What this task involves |
Output all the data exactly. Pictures do not belong in the copy.

Data shown |
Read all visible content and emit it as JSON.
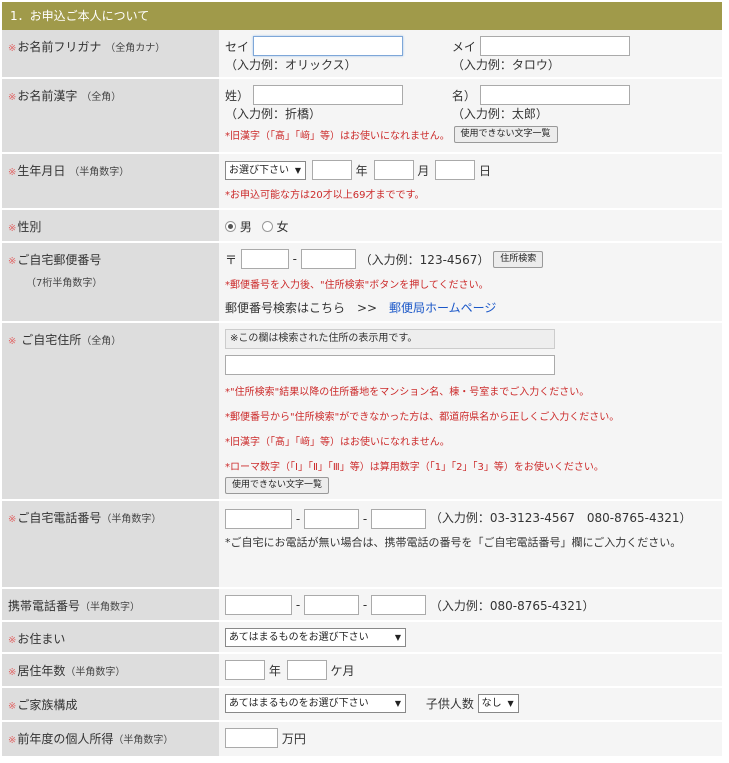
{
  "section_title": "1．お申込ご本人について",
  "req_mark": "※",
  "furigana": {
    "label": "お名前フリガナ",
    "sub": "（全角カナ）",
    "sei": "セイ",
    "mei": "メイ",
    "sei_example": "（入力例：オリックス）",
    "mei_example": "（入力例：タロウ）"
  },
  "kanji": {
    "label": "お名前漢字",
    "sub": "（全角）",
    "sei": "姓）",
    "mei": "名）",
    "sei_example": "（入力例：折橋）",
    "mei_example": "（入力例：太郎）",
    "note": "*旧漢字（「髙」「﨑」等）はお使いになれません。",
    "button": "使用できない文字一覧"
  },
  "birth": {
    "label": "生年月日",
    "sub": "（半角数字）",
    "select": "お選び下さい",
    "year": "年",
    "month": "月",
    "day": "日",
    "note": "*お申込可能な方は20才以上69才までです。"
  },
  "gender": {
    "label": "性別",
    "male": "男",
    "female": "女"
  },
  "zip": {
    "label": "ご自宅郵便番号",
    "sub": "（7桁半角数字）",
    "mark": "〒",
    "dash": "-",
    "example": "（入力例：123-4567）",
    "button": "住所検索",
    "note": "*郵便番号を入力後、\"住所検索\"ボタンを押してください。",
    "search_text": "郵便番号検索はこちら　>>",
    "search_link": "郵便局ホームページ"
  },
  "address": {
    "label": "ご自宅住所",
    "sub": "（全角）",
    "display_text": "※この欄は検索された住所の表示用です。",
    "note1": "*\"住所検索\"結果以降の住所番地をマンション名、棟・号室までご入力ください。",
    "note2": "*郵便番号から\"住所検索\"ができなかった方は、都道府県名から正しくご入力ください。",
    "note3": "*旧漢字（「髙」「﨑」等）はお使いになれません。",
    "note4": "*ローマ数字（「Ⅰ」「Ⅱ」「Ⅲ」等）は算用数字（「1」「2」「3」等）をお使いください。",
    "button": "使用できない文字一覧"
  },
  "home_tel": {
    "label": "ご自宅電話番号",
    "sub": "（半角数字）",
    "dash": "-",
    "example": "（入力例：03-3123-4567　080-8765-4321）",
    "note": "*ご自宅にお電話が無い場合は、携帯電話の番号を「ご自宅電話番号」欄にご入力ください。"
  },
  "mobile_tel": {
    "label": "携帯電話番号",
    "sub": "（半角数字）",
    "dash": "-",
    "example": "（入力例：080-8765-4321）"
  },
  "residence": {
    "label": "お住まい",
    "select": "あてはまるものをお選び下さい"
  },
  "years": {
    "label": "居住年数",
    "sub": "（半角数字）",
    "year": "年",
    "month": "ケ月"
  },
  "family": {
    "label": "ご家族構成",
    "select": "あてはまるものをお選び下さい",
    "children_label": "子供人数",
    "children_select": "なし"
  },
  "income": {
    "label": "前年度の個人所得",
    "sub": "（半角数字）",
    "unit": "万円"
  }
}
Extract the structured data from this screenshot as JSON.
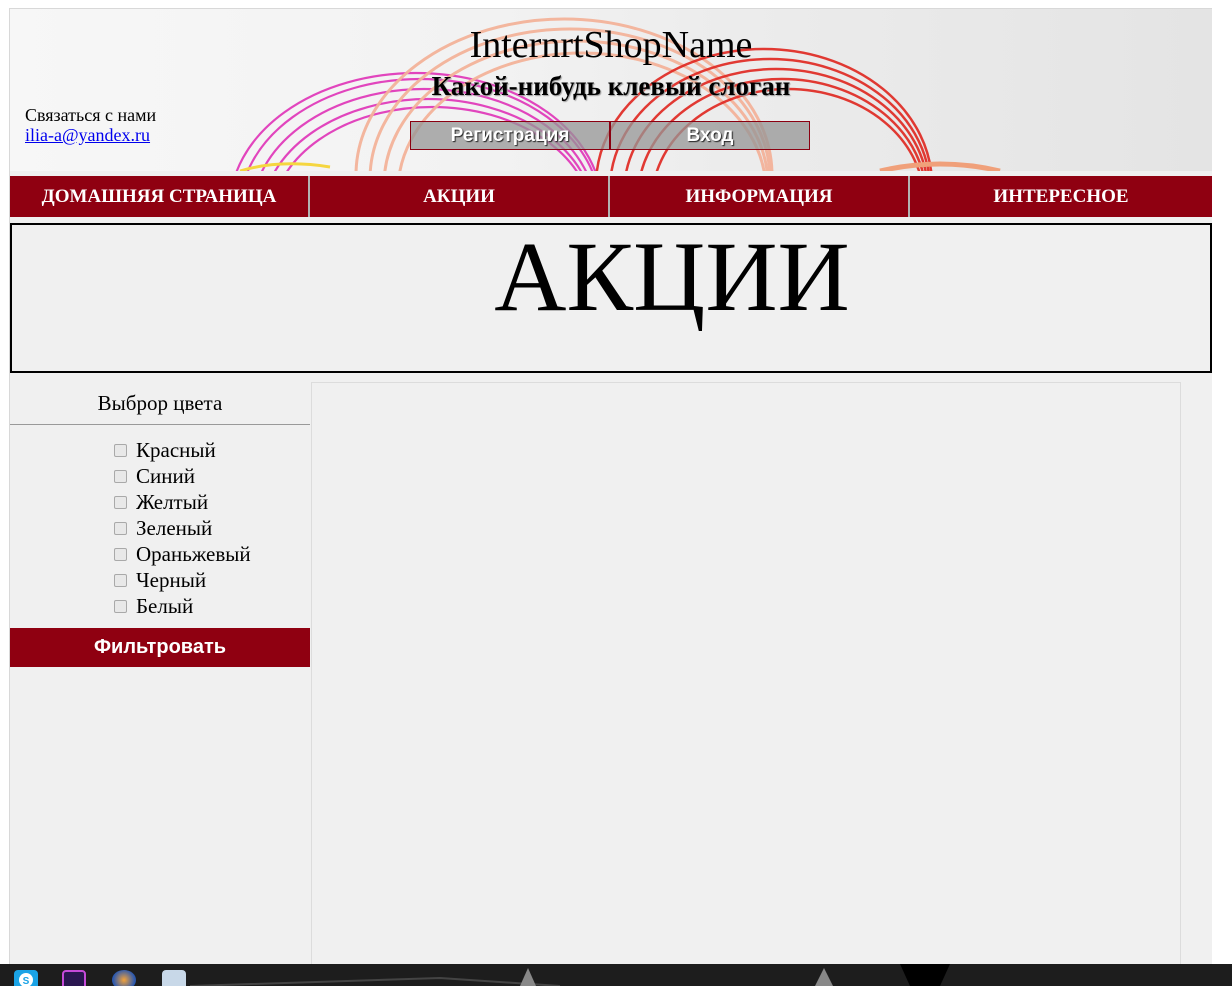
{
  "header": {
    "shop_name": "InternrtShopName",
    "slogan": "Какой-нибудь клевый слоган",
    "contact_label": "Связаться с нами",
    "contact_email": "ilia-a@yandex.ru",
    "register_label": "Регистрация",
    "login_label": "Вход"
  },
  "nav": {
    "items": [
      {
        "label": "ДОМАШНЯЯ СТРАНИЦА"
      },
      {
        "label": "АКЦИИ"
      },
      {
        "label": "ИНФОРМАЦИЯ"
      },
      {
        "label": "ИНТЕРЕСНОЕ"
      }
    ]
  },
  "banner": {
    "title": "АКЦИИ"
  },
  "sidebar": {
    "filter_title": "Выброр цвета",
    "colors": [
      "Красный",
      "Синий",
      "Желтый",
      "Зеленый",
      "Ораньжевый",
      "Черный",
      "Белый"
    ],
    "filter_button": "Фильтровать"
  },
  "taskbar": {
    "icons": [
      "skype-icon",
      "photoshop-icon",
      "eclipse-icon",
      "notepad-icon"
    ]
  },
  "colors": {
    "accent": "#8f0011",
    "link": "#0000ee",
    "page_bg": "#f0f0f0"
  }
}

Task output |
Read all visible content and emit it as JSON.
{
  "section_title": "1．お申込ご本人について",
  "req_mark": "※",
  "furigana": {
    "label": "お名前フリガナ",
    "sub": "（全角カナ）",
    "sei": "セイ",
    "mei": "メイ",
    "sei_example": "（入力例：オリックス）",
    "mei_example": "（入力例：タロウ）"
  },
  "kanji": {
    "label": "お名前漢字",
    "sub": "（全角）",
    "sei": "姓）",
    "mei": "名）",
    "sei_example": "（入力例：折橋）",
    "mei_example": "（入力例：太郎）",
    "note": "*旧漢字（「髙」「﨑」等）はお使いになれません。",
    "button": "使用できない文字一覧"
  },
  "birth": {
    "label": "生年月日",
    "sub": "（半角数字）",
    "select": "お選び下さい",
    "year": "年",
    "month": "月",
    "day": "日",
    "note": "*お申込可能な方は20才以上69才までです。"
  },
  "gender": {
    "label": "性別",
    "male": "男",
    "female": "女"
  },
  "zip": {
    "label": "ご自宅郵便番号",
    "sub": "（7桁半角数字）",
    "mark": "〒",
    "dash": "-",
    "example": "（入力例：123-4567）",
    "button": "住所検索",
    "note": "*郵便番号を入力後、\"住所検索\"ボタンを押してください。",
    "search_text": "郵便番号検索はこちら　>>",
    "search_link": "郵便局ホームページ"
  },
  "address": {
    "label": "ご自宅住所",
    "sub": "（全角）",
    "display_text": "※この欄は検索された住所の表示用です。",
    "note1": "*\"住所検索\"結果以降の住所番地をマンション名、棟・号室までご入力ください。",
    "note2": "*郵便番号から\"住所検索\"ができなかった方は、都道府県名から正しくご入力ください。",
    "note3": "*旧漢字（「髙」「﨑」等）はお使いになれません。",
    "note4": "*ローマ数字（「Ⅰ」「Ⅱ」「Ⅲ」等）は算用数字（「1」「2」「3」等）をお使いください。",
    "button": "使用できない文字一覧"
  },
  "home_tel": {
    "label": "ご自宅電話番号",
    "sub": "（半角数字）",
    "dash": "-",
    "example": "（入力例：03-3123-4567　080-8765-4321）",
    "note": "*ご自宅にお電話が無い場合は、携帯電話の番号を「ご自宅電話番号」欄にご入力ください。"
  },
  "mobile_tel": {
    "label": "携帯電話番号",
    "sub": "（半角数字）",
    "dash": "-",
    "example": "（入力例：080-8765-4321）"
  },
  "residence": {
    "label": "お住まい",
    "select": "あてはまるものをお選び下さい"
  },
  "years": {
    "label": "居住年数",
    "sub": "（半角数字）",
    "year": "年",
    "month": "ケ月"
  },
  "family": {
    "label": "ご家族構成",
    "select": "あてはまるものをお選び下さい",
    "children_label": "子供人数",
    "children_select": "なし"
  },
  "income": {
    "label": "前年度の個人所得",
    "sub": "（半角数字）",
    "unit": "万円"
  }
}
Extract the structured data from this screenshot as JSON.
{
  "header": {
    "shop_name": "InternrtShopName",
    "slogan": "Какой-нибудь клевый слоган",
    "contact_label": "Связаться с нами",
    "contact_email": "ilia-a@yandex.ru",
    "register_label": "Регистрация",
    "login_label": "Вход"
  },
  "nav": {
    "items": [
      {
        "label": "ДОМАШНЯЯ СТРАНИЦА"
      },
      {
        "label": "АКЦИИ"
      },
      {
        "label": "ИНФОРМАЦИЯ"
      },
      {
        "label": "ИНТЕРЕСНОЕ"
      }
    ]
  },
  "banner": {
    "title": "АКЦИИ"
  },
  "sidebar": {
    "filter_title": "Выброр цвета",
    "colors": [
      "Красный",
      "Синий",
      "Желтый",
      "Зеленый",
      "Ораньжевый",
      "Черный",
      "Белый"
    ],
    "filter_button": "Фильтровать"
  },
  "taskbar": {
    "icons": [
      "skype-icon",
      "photoshop-icon",
      "eclipse-icon",
      "notepad-icon"
    ]
  },
  "colors": {
    "accent": "#8f0011",
    "link": "#0000ee",
    "page_bg": "#f0f0f0"
  }
}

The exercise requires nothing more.